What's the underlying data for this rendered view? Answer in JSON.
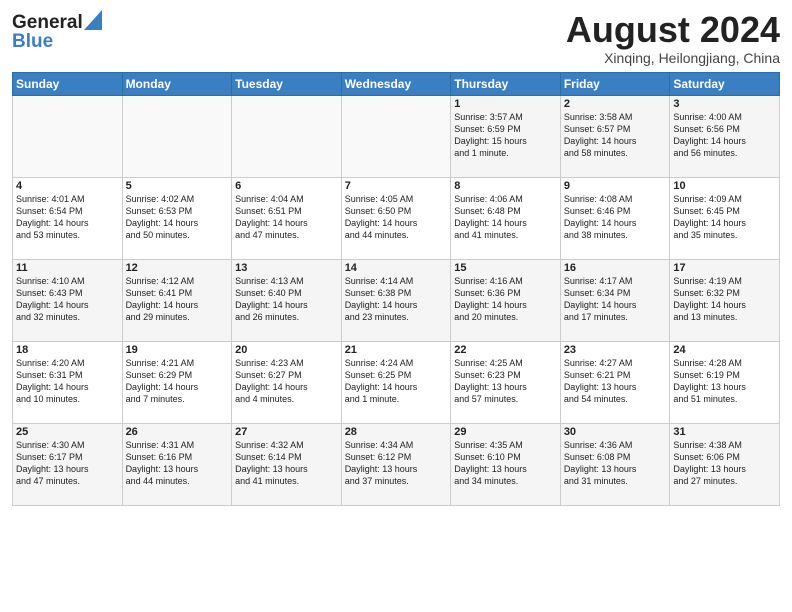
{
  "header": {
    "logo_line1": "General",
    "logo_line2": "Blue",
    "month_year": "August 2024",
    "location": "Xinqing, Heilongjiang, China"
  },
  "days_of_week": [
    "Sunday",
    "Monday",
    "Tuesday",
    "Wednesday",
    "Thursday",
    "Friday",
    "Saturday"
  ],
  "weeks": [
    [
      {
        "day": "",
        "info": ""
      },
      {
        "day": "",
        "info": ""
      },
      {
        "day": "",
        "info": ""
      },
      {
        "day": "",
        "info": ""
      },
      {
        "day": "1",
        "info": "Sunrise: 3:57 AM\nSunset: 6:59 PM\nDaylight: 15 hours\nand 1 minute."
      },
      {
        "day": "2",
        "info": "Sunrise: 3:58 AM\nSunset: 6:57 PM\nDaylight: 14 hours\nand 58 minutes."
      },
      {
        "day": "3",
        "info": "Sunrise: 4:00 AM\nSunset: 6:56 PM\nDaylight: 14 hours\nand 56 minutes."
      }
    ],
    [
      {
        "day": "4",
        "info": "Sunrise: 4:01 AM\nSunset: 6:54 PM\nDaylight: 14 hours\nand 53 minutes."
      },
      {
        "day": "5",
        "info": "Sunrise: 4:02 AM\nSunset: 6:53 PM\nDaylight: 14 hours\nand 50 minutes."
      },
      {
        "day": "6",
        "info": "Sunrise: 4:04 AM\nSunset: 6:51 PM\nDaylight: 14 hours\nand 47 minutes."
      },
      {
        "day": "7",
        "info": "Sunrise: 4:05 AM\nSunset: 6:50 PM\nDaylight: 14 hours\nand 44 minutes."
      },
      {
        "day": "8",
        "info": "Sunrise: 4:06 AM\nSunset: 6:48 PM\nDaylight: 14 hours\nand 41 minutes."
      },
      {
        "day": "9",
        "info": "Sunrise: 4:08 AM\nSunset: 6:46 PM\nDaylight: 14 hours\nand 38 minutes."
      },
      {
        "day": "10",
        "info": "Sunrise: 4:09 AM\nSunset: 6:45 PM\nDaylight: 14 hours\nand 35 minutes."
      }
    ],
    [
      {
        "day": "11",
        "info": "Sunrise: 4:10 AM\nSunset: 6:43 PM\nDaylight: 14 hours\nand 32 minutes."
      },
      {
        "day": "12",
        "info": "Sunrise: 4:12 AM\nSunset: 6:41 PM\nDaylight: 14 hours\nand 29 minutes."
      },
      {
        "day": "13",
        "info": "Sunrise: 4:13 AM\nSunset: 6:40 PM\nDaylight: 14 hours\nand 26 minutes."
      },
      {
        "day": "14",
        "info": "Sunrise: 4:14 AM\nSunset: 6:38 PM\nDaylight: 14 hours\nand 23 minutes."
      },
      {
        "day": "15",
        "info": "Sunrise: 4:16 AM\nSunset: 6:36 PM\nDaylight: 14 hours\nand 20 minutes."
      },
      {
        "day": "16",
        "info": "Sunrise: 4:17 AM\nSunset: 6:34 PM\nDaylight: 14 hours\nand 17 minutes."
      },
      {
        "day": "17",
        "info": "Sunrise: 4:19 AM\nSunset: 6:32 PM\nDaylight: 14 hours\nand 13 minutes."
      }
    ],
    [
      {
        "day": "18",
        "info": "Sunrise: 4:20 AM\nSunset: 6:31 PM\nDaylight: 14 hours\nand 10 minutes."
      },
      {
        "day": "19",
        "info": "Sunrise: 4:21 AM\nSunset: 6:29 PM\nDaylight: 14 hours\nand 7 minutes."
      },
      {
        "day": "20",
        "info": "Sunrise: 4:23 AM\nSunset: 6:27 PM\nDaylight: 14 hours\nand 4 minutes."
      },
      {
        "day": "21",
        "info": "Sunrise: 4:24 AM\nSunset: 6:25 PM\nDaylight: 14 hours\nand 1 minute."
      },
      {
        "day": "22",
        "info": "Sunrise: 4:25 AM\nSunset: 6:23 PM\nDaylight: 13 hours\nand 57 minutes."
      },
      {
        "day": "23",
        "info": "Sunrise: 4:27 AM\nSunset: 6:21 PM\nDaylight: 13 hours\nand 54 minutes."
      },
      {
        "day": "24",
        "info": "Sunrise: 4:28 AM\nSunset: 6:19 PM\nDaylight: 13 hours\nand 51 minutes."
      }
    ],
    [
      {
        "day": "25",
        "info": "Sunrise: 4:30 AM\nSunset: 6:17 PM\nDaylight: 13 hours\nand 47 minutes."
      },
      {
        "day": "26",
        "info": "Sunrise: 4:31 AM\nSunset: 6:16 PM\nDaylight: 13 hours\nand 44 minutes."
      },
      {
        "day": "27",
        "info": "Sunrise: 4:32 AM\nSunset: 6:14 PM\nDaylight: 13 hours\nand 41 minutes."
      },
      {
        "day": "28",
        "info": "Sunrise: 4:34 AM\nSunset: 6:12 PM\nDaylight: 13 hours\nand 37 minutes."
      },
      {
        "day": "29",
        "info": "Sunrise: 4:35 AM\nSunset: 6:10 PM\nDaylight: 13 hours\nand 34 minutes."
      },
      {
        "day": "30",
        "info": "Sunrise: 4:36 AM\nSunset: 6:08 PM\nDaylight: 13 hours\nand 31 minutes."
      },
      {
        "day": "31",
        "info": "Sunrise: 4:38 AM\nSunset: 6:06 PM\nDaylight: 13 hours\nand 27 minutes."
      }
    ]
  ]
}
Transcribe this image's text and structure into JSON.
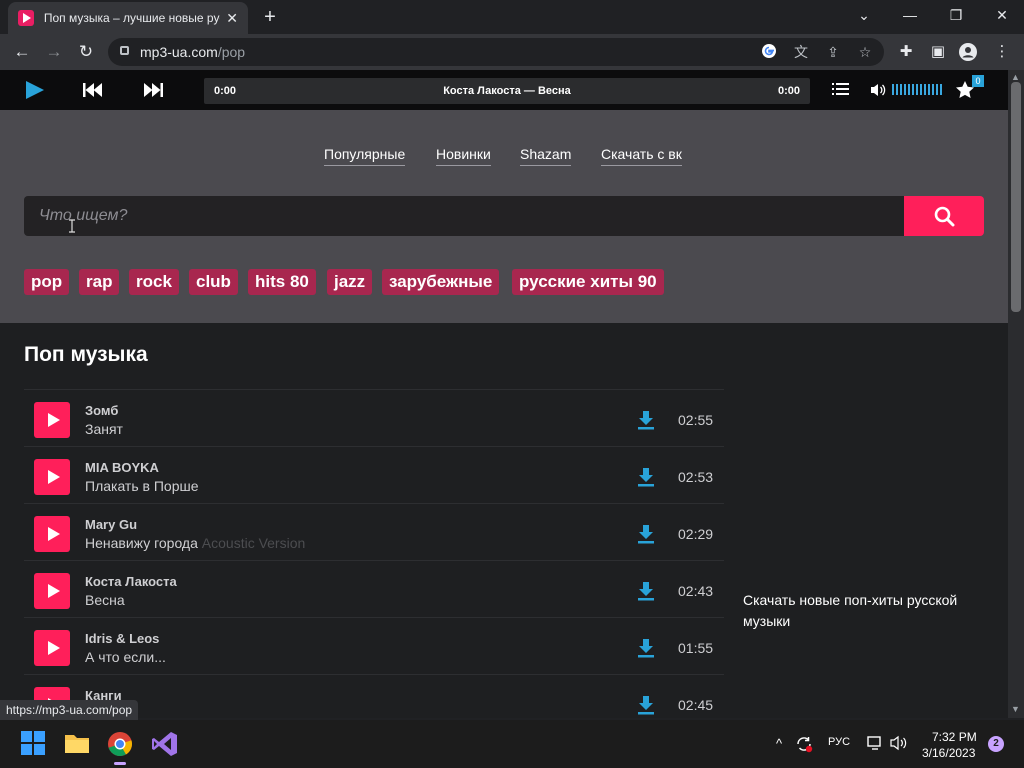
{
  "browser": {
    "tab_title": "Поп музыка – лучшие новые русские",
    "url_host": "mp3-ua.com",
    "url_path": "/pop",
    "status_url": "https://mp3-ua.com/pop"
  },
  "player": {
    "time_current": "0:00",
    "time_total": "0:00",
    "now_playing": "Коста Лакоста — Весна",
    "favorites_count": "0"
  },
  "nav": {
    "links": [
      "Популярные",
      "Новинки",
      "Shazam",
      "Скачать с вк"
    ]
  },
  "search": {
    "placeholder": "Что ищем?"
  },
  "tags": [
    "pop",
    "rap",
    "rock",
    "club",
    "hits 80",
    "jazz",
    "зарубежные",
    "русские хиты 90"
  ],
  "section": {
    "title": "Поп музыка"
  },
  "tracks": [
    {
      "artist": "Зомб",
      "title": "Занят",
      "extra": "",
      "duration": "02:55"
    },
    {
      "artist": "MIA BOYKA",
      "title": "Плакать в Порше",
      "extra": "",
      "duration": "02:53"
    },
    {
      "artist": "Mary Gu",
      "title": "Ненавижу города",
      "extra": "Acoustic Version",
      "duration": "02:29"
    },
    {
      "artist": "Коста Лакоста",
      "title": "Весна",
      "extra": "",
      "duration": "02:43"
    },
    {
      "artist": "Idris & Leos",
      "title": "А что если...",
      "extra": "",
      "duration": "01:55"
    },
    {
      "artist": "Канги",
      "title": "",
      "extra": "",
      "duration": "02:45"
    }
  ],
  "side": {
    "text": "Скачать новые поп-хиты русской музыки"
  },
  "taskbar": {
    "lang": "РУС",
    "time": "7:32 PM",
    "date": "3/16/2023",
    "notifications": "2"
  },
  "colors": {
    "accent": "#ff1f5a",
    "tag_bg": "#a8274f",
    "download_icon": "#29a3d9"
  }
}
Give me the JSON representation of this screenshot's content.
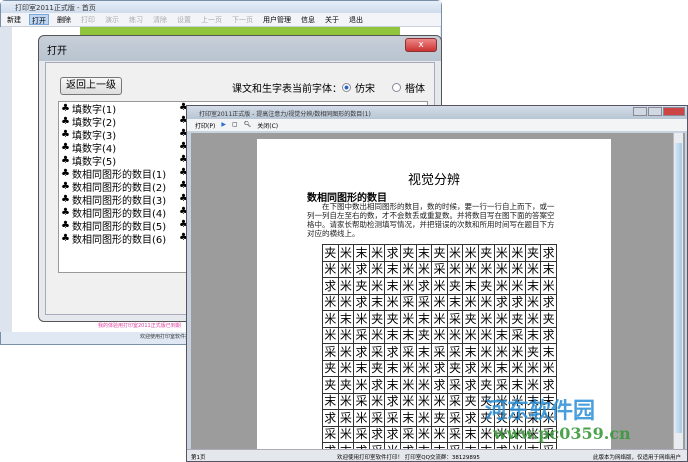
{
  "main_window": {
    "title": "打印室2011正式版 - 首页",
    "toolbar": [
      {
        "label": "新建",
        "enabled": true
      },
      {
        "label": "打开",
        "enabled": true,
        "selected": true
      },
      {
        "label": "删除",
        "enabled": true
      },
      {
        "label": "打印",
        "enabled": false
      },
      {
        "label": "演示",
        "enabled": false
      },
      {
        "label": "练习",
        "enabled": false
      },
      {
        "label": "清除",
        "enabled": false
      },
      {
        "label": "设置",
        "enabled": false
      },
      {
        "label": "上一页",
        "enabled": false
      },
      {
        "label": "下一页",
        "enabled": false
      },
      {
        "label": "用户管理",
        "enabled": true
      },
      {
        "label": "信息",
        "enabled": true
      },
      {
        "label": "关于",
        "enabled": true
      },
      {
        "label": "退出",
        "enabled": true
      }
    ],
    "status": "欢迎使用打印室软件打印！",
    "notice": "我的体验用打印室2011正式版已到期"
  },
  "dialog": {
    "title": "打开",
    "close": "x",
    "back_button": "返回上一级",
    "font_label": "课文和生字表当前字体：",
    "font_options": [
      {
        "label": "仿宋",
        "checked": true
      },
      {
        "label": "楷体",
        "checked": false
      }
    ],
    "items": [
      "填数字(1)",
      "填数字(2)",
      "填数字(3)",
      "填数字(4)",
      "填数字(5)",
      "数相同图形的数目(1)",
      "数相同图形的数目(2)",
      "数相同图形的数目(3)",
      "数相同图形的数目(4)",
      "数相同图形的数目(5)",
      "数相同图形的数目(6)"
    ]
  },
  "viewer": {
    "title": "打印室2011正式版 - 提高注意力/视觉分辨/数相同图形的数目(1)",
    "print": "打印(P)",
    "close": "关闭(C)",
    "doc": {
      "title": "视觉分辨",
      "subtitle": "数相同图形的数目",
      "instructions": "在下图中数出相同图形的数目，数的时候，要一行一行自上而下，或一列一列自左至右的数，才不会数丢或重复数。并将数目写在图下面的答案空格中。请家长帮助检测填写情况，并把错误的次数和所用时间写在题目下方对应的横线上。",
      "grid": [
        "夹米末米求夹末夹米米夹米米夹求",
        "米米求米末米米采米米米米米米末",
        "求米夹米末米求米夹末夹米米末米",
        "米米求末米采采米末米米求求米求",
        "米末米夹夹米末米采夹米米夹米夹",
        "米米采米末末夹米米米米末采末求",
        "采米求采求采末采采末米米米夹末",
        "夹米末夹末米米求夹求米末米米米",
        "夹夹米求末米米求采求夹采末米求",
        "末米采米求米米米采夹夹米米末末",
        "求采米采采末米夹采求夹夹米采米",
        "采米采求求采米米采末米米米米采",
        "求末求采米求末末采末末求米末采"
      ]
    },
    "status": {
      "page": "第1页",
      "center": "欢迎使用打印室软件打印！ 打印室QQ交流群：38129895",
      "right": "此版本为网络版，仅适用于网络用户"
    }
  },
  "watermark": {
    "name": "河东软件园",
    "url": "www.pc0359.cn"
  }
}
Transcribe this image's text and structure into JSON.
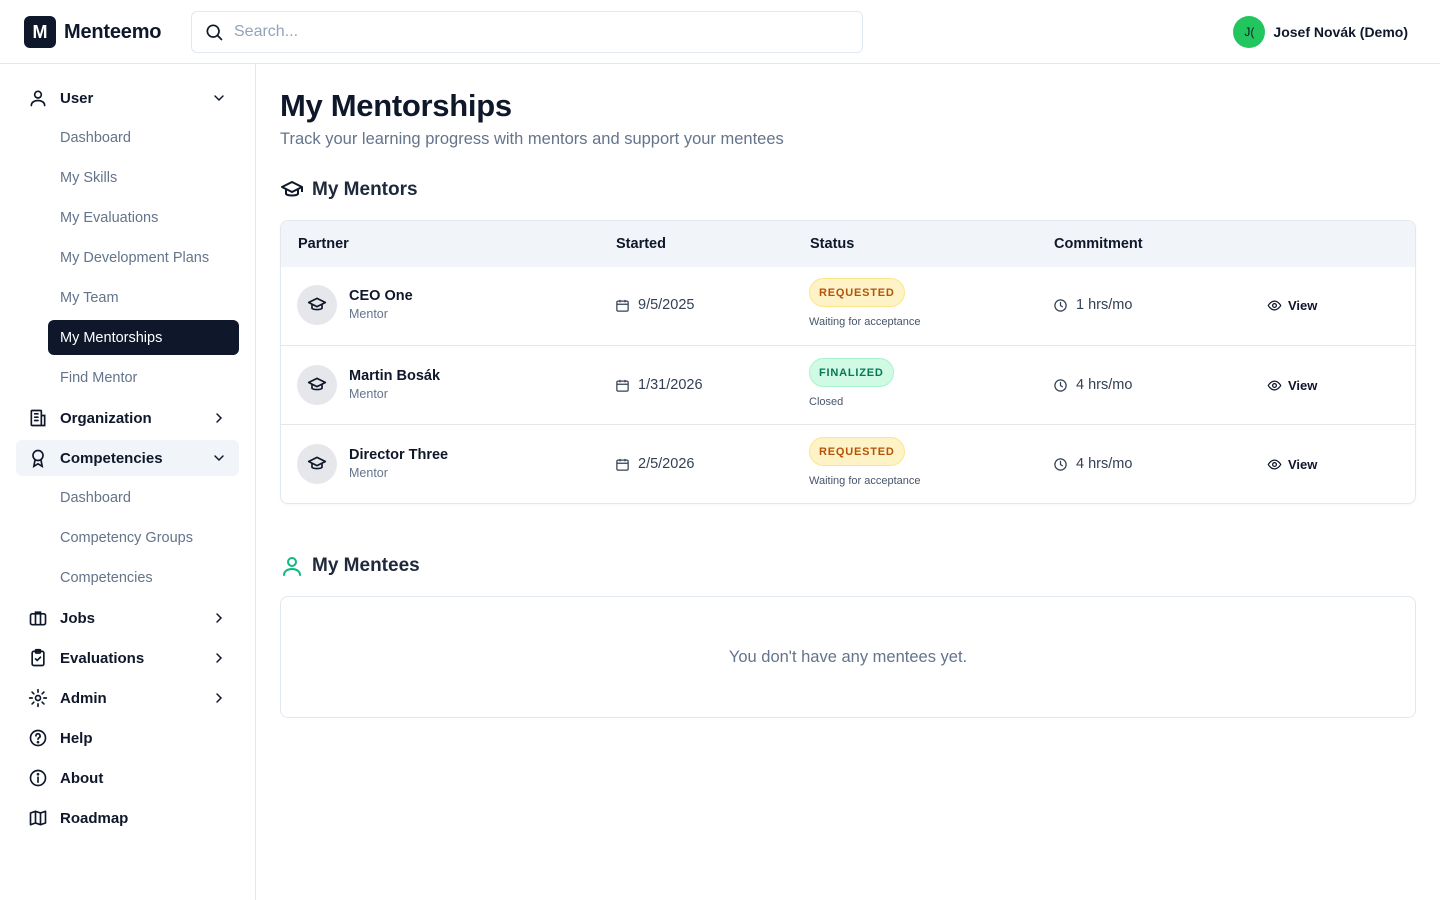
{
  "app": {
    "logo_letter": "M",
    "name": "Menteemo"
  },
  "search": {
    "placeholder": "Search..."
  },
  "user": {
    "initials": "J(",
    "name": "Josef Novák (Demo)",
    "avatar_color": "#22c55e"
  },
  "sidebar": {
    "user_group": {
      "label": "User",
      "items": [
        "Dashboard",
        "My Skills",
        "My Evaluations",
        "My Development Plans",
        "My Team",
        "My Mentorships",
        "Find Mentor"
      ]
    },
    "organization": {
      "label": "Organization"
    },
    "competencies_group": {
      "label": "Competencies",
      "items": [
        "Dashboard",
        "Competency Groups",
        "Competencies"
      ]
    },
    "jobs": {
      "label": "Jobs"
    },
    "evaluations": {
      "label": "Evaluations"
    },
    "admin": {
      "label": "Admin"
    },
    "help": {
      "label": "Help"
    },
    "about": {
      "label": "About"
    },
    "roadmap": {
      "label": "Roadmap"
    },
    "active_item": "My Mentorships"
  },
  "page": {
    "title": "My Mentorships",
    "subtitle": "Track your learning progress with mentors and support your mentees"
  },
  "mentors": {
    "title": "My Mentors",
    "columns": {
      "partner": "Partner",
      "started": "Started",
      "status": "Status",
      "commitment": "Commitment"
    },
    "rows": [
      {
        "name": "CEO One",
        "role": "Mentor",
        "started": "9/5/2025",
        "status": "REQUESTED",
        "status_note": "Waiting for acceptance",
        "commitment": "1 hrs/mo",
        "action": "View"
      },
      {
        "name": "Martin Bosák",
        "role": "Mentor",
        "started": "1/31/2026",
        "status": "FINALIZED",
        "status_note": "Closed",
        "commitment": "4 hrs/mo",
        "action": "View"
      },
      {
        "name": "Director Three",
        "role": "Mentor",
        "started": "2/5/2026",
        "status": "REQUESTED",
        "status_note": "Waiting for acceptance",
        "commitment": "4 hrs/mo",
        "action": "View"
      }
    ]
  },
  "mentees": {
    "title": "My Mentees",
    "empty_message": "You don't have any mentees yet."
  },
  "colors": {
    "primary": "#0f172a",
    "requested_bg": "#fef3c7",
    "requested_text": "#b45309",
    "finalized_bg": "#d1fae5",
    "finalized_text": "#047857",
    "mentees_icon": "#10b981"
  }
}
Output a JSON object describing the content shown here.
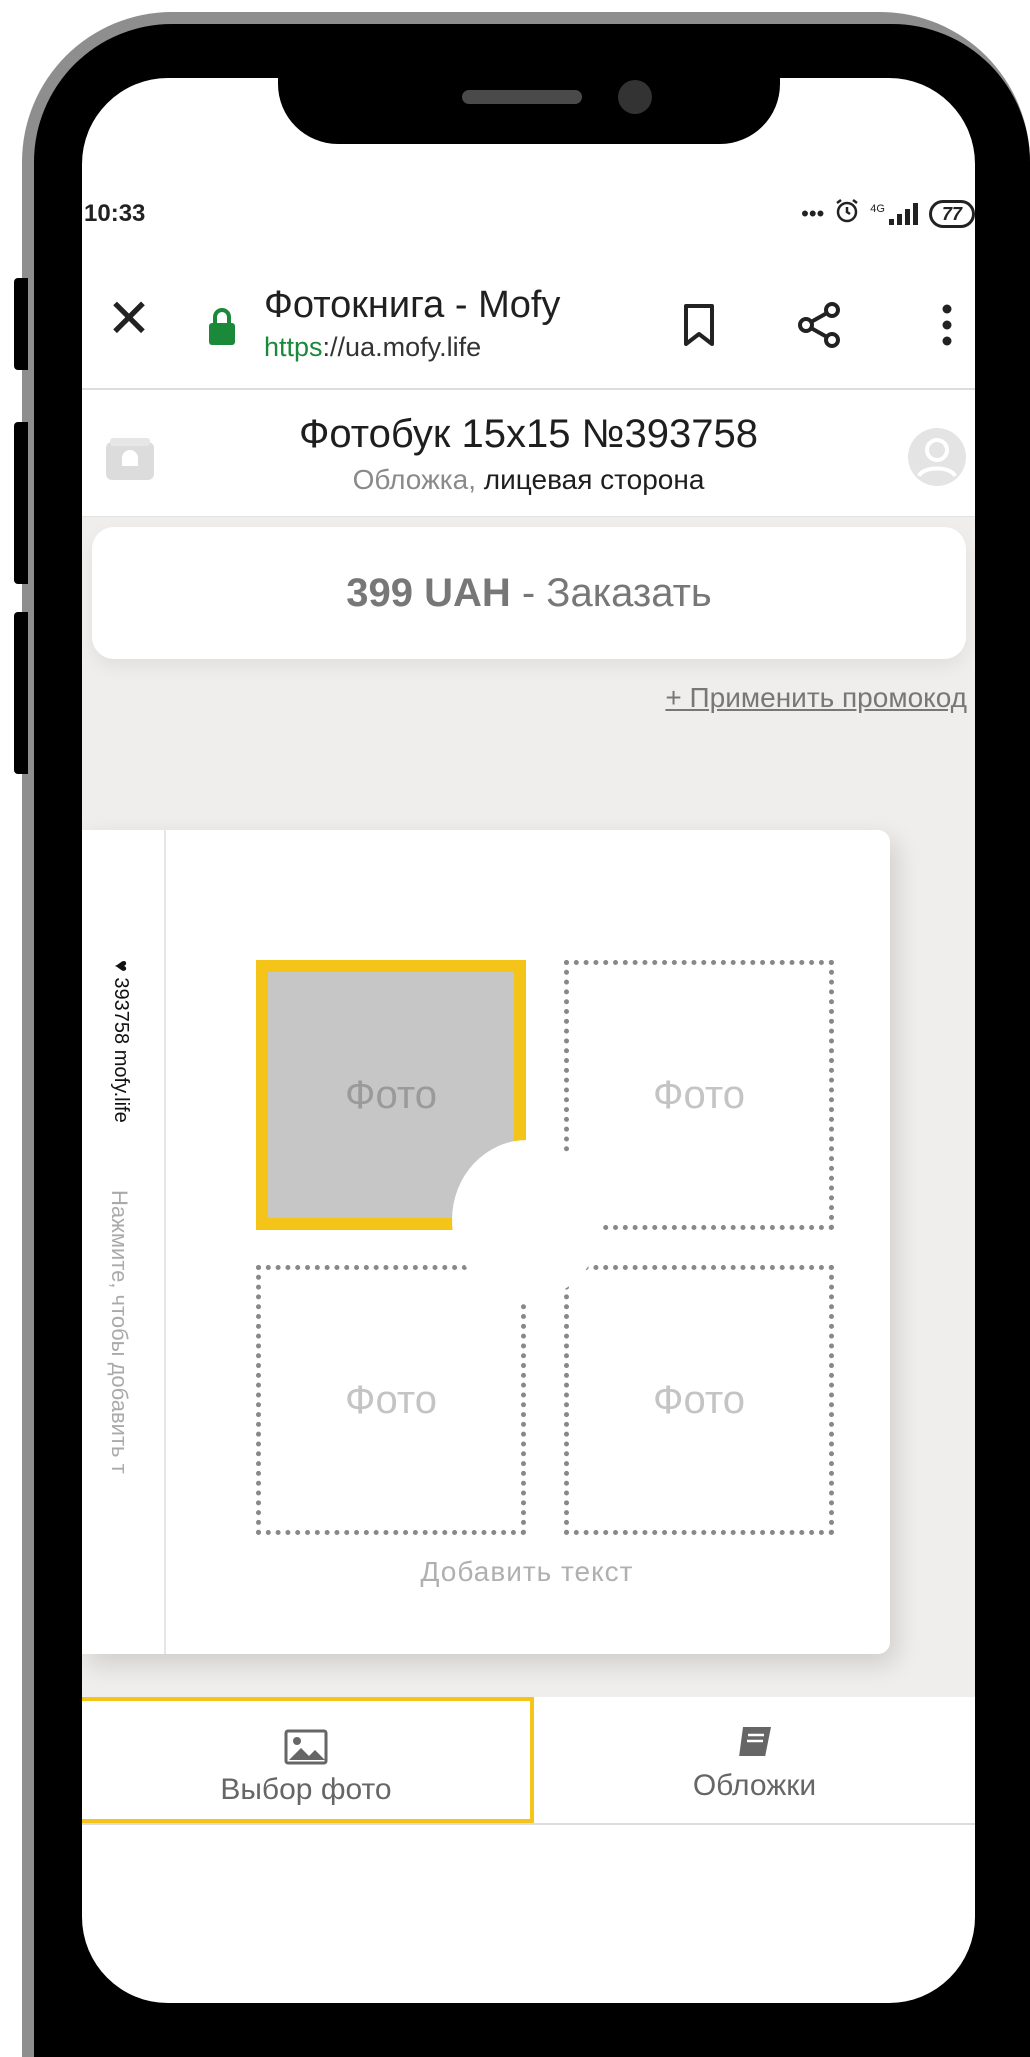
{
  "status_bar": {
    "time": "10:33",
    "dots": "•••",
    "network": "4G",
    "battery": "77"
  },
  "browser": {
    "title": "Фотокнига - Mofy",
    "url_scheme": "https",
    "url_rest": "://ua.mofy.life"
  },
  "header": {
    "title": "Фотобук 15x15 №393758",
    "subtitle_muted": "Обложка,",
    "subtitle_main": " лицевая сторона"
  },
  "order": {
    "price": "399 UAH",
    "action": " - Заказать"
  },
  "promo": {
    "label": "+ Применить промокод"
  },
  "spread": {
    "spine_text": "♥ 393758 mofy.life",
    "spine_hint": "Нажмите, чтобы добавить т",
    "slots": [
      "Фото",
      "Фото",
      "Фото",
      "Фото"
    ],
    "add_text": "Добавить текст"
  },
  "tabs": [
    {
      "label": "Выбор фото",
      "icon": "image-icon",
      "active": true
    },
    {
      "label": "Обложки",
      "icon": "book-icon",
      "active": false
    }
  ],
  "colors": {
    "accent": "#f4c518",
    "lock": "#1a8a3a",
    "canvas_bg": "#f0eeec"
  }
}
_____
» PROBLEM
Copy out every line of the listing that contains the string "Скачать".

» COMPLETE RESPONSE
      "Скачать с вк"
    "text": "Скачать новые поп-хиты русской музыки"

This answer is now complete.